[Recorded data]
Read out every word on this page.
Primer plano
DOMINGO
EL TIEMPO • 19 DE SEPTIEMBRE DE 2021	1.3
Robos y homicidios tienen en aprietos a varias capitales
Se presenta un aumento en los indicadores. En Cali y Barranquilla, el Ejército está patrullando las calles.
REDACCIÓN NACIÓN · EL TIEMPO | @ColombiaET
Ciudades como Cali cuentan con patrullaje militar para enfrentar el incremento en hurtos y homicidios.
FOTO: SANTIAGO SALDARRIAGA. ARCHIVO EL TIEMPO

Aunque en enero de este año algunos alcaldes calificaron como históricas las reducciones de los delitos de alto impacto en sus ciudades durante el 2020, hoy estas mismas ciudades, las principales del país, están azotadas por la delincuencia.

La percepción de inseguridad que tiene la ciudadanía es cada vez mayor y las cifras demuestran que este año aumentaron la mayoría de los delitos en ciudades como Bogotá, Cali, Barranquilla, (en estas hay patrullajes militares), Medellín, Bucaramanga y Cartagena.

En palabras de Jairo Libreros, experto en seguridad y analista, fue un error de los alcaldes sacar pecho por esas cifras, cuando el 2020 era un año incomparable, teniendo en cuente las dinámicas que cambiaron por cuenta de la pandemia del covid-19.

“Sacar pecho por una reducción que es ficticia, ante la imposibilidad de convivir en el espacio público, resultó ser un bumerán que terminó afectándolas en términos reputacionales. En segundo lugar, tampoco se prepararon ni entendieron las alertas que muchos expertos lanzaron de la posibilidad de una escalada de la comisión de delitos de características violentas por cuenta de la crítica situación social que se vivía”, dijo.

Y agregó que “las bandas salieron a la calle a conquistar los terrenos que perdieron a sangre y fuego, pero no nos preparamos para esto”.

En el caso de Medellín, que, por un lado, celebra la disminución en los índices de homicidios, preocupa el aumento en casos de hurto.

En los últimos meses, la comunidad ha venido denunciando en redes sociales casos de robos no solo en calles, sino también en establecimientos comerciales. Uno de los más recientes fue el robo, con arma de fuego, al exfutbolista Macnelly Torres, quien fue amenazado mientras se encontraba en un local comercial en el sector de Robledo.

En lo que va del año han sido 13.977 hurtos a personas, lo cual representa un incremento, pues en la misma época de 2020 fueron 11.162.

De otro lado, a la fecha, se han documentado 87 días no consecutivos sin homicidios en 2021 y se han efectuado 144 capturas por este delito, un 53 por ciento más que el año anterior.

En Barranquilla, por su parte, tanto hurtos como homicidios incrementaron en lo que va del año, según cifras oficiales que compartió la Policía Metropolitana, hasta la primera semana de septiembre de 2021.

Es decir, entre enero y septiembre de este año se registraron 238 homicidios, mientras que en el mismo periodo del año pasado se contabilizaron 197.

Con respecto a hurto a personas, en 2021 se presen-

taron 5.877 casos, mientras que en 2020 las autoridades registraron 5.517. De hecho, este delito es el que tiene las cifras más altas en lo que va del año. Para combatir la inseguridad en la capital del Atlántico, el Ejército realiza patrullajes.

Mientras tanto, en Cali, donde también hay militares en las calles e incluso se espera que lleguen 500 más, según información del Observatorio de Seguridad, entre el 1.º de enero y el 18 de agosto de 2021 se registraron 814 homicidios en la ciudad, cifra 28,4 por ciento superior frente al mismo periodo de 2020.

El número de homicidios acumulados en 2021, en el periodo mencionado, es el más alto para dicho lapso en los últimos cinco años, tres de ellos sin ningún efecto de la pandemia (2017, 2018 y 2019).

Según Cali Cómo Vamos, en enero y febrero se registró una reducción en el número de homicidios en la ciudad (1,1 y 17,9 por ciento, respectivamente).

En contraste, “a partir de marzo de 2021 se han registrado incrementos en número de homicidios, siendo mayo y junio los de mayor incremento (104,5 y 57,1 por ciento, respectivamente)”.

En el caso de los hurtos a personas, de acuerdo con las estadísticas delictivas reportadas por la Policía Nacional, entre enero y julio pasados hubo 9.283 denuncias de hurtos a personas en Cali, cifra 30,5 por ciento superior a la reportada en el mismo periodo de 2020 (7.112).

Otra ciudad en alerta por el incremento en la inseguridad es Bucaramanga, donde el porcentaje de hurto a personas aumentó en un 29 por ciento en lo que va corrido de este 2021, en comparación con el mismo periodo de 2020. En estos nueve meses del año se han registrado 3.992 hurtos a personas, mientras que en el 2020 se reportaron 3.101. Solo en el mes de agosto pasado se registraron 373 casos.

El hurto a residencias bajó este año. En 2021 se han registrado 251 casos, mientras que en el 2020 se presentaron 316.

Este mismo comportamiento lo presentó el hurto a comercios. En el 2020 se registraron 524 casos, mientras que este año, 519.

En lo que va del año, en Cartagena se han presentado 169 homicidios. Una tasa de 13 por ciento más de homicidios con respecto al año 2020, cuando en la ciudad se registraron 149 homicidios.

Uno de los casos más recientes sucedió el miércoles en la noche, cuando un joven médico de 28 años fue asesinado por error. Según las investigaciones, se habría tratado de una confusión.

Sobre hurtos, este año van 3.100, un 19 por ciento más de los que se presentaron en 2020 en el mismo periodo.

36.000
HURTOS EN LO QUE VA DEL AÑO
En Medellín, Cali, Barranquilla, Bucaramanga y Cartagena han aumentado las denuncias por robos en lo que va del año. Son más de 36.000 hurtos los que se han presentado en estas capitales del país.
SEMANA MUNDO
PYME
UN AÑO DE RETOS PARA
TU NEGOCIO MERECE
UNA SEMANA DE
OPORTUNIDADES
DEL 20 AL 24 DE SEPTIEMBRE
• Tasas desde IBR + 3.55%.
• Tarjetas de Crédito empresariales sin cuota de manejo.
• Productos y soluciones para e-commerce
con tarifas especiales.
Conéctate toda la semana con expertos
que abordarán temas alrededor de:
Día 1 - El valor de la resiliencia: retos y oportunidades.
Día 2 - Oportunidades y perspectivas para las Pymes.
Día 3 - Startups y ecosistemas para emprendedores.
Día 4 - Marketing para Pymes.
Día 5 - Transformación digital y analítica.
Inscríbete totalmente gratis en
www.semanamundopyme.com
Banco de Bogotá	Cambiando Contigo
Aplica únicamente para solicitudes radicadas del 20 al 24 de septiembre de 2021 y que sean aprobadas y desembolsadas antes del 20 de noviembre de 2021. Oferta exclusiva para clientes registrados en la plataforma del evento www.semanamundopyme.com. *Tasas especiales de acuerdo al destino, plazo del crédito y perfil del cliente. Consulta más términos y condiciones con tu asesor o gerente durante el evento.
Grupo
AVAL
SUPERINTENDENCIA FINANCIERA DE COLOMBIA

- [TASK INSTRUCTIONS]: Retype all of the material, keeping each line exact.

- [RESPONSE TO THIS EXERCISE]:
Read out every word on this page.
Primer plano
DOMINGO
EL TIEMPO • 19 DE SEPTIEMBRE DE 2021	1.3
Robos y homicidios tienen en aprietos a varias capitales
Se presenta un aumento en los indicadores. En Cali y Barranquilla, el Ejército está patrullando las calles.
REDACCIÓN NACIÓN · EL TIEMPO | @ColombiaET
Ciudades como Cali cuentan con patrullaje militar para enfrentar el incremento en hurtos y homicidios.
FOTO: SANTIAGO SALDARRIAGA. ARCHIVO EL TIEMPO

Aunque en enero de este año algunos alcaldes calificaron como históricas las reducciones de los delitos de alto impacto en sus ciudades durante el 2020, hoy estas mismas ciudades, las principales del país, están azotadas por la delincuencia.

La percepción de inseguridad que tiene la ciudadanía es cada vez mayor y las cifras demuestran que este año aumentaron la mayoría de los delitos en ciudades como Bogotá, Cali, Barranquilla, (en estas hay patrullajes militares), Medellín, Bucaramanga y Cartagena.

En palabras de Jairo Libreros, experto en seguridad y analista, fue un error de los alcaldes sacar pecho por esas cifras, cuando el 2020 era un año incomparable, teniendo en cuente las dinámicas que cambiaron por cuenta de la pandemia del covid-19.

“Sacar pecho por una reducción que es ficticia, ante la imposibilidad de convivir en el espacio público, resultó ser un bumerán que terminó afectándolas en términos reputacionales. En segundo lugar, tampoco se prepararon ni entendieron las alertas que muchos expertos lanzaron de la posibilidad de una escalada de la comisión de delitos de características violentas por cuenta de la crítica situación social que se vivía”, dijo.

Y agregó que “las bandas salieron a la calle a conquistar los terrenos que perdieron a sangre y fuego, pero no nos preparamos para esto”.

En el caso de Medellín, que, por un lado, celebra la disminución en los índices de homicidios, preocupa el aumento en casos de hurto.

En los últimos meses, la comunidad ha venido denunciando en redes sociales casos de robos no solo en calles, sino también en establecimientos comerciales. Uno de los más recientes fue el robo, con arma de fuego, al exfutbolista Macnelly Torres, quien fue amenazado mientras se encontraba en un local comercial en el sector de Robledo.

En lo que va del año han sido 13.977 hurtos a personas, lo cual representa un incremento, pues en la misma época de 2020 fueron 11.162.

De otro lado, a la fecha, se han documentado 87 días no consecutivos sin homicidios en 2021 y se han efectuado 144 capturas por este delito, un 53 por ciento más que el año anterior.

En Barranquilla, por su parte, tanto hurtos como homicidios incrementaron en lo que va del año, según cifras oficiales que compartió la Policía Metropolitana, hasta la primera semana de septiembre de 2021.

Es decir, entre enero y septiembre de este año se registraron 238 homicidios, mientras que en el mismo periodo del año pasado se contabilizaron 197.

Con respecto a hurto a personas, en 2021 se presen-

taron 5.877 casos, mientras que en 2020 las autoridades registraron 5.517. De hecho, este delito es el que tiene las cifras más altas en lo que va del año. Para combatir la inseguridad en la capital del Atlántico, el Ejército realiza patrullajes.

Mientras tanto, en Cali, donde también hay militares en las calles e incluso se espera que lleguen 500 más, según información del Observatorio de Seguridad, entre el 1.º de enero y el 18 de agosto de 2021 se registraron 814 homicidios en la ciudad, cifra 28,4 por ciento superior frente al mismo periodo de 2020.

El número de homicidios acumulados en 2021, en el periodo mencionado, es el más alto para dicho lapso en los últimos cinco años, tres de ellos sin ningún efecto de la pandemia (2017, 2018 y 2019).

Según Cali Cómo Vamos, en enero y febrero se registró una reducción en el número de homicidios en la ciudad (1,1 y 17,9 por ciento, respectivamente).

En contraste, “a partir de marzo de 2021 se han registrado incrementos en número de homicidios, siendo mayo y junio los de mayor incremento (104,5 y 57,1 por ciento, respectivamente)”.

En el caso de los hurtos a personas, de acuerdo con las estadísticas delictivas reportadas por la Policía Nacional, entre enero y julio pasados hubo 9.283 denuncias de hurtos a personas en Cali, cifra 30,5 por ciento superior a la reportada en el mismo periodo de 2020 (7.112).

Otra ciudad en alerta por el incremento en la inseguridad es Bucaramanga, donde el porcentaje de hurto a personas aumentó en un 29 por ciento en lo que va corrido de este 2021, en comparación con el mismo periodo de 2020. En estos nueve meses del año se han registrado 3.992 hurtos a personas, mientras que en el 2020 se reportaron 3.101. Solo en el mes de agosto pasado se registraron 373 casos.

El hurto a residencias bajó este año. En 2021 se han registrado 251 casos, mientras que en el 2020 se presentaron 316.

Este mismo comportamiento lo presentó el hurto a comercios. En el 2020 se registraron 524 casos, mientras que este año, 519.

En lo que va del año, en Cartagena se han presentado 169 homicidios. Una tasa de 13 por ciento más de homicidios con respecto al año 2020, cuando en la ciudad se registraron 149 homicidios.

Uno de los casos más recientes sucedió el miércoles en la noche, cuando un joven médico de 28 años fue asesinado por error. Según las investigaciones, se habría tratado de una confusión.

Sobre hurtos, este año van 3.100, un 19 por ciento más de los que se presentaron en 2020 en el mismo periodo.

36.000
HURTOS EN LO QUE VA DEL AÑO
En Medellín, Cali, Barranquilla, Bucaramanga y Cartagena han aumentado las denuncias por robos en lo que va del año. Son más de 36.000 hurtos los que se han presentado en estas capitales del país.
SEMANA MUNDO
PYME
UN AÑO DE RETOS PARA
TU NEGOCIO MERECE
UNA SEMANA DE
OPORTUNIDADES
DEL 20 AL 24 DE SEPTIEMBRE
• Tasas desde IBR + 3.55%.
• Tarjetas de Crédito empresariales sin cuota de manejo.
• Productos y soluciones para e-commerce
con tarifas especiales.
Conéctate toda la semana con expertos
que abordarán temas alrededor de:
Día 1 - El valor de la resiliencia: retos y oportunidades.
Día 2 - Oportunidades y perspectivas para las Pymes.
Día 3 - Startups y ecosistemas para emprendedores.
Día 4 - Marketing para Pymes.
Día 5 - Transformación digital y analítica.
Inscríbete totalmente gratis en
www.semanamundopyme.com
Banco de Bogotá	Cambiando Contigo
Aplica únicamente para solicitudes radicadas del 20 al 24 de septiembre de 2021 y que sean aprobadas y desembolsadas antes del 20 de noviembre de 2021. Oferta exclusiva para clientes registrados en la plataforma del evento www.semanamundopyme.com. *Tasas especiales de acuerdo al destino, plazo del crédito y perfil del cliente. Consulta más términos y condiciones con tu asesor o gerente durante el evento.
Grupo
AVAL
SUPERINTENDENCIA FINANCIERA DE COLOMBIA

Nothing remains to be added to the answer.